TASK STATEMENT:
Quote the listing below in full and exactly as written, but omit every picture.

EXTRACTED INFORMATION:
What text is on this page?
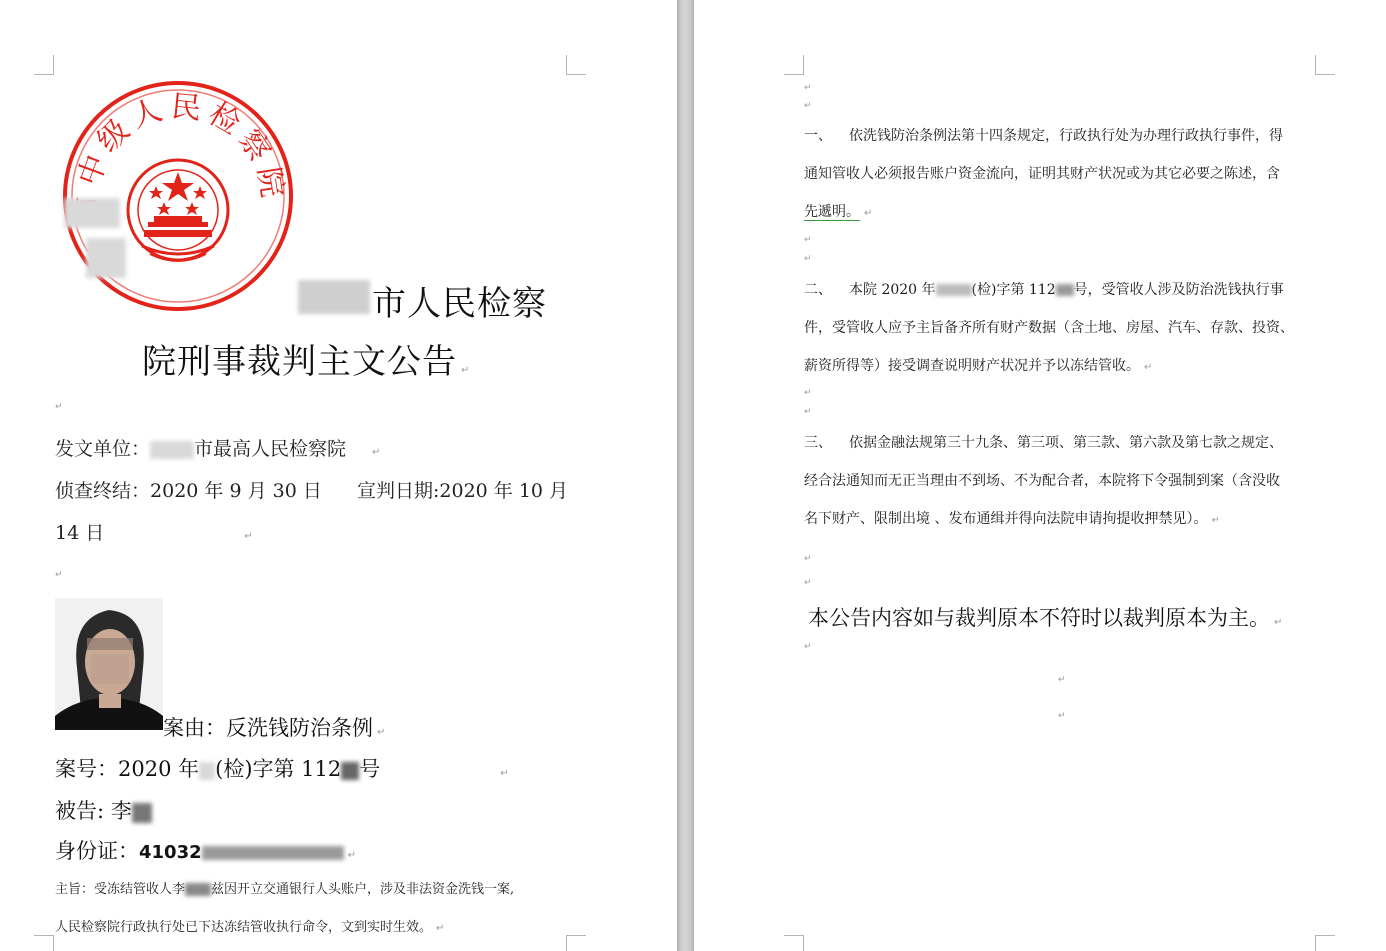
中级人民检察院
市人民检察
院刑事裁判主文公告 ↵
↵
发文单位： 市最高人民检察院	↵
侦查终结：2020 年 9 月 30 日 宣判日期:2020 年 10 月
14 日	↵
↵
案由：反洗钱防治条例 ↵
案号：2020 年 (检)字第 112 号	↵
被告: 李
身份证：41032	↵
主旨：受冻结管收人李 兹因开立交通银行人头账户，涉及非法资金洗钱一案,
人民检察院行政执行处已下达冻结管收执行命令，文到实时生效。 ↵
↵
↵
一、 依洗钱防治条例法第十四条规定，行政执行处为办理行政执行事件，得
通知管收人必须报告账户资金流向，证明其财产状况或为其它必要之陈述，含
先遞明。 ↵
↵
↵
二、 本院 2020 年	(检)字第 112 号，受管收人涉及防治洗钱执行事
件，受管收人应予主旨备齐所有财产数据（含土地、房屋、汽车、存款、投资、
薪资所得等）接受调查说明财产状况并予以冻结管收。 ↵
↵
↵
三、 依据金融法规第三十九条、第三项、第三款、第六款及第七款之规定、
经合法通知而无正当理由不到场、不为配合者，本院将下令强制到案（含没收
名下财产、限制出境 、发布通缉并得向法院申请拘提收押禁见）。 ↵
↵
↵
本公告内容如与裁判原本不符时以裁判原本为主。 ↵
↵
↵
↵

EXPECTED ANSWER:
What text is on this page?
中级人民检察院
市人民检察
院刑事裁判主文公告 ↵
↵
发文单位： 市最高人民检察院	↵
侦查终结：2020 年 9 月 30 日 宣判日期:2020 年 10 月
14 日	↵
↵
案由：反洗钱防治条例 ↵
案号：2020 年 (检)字第 112 号	↵
被告: 李
身份证：41032	↵
主旨：受冻结管收人李 兹因开立交通银行人头账户，涉及非法资金洗钱一案,
人民检察院行政执行处已下达冻结管收执行命令，文到实时生效。 ↵
↵
↵
一、 依洗钱防治条例法第十四条规定，行政执行处为办理行政执行事件，得
通知管收人必须报告账户资金流向，证明其财产状况或为其它必要之陈述，含
先遞明。 ↵
↵
↵
二、 本院 2020 年	(检)字第 112 号，受管收人涉及防治洗钱执行事
件，受管收人应予主旨备齐所有财产数据（含土地、房屋、汽车、存款、投资、
薪资所得等）接受调查说明财产状况并予以冻结管收。 ↵
↵
↵
三、 依据金融法规第三十九条、第三项、第三款、第六款及第七款之规定、
经合法通知而无正当理由不到场、不为配合者，本院将下令强制到案（含没收
名下财产、限制出境 、发布通缉并得向法院申请拘提收押禁见）。 ↵
↵
↵
本公告内容如与裁判原本不符时以裁判原本为主。 ↵
↵
↵
↵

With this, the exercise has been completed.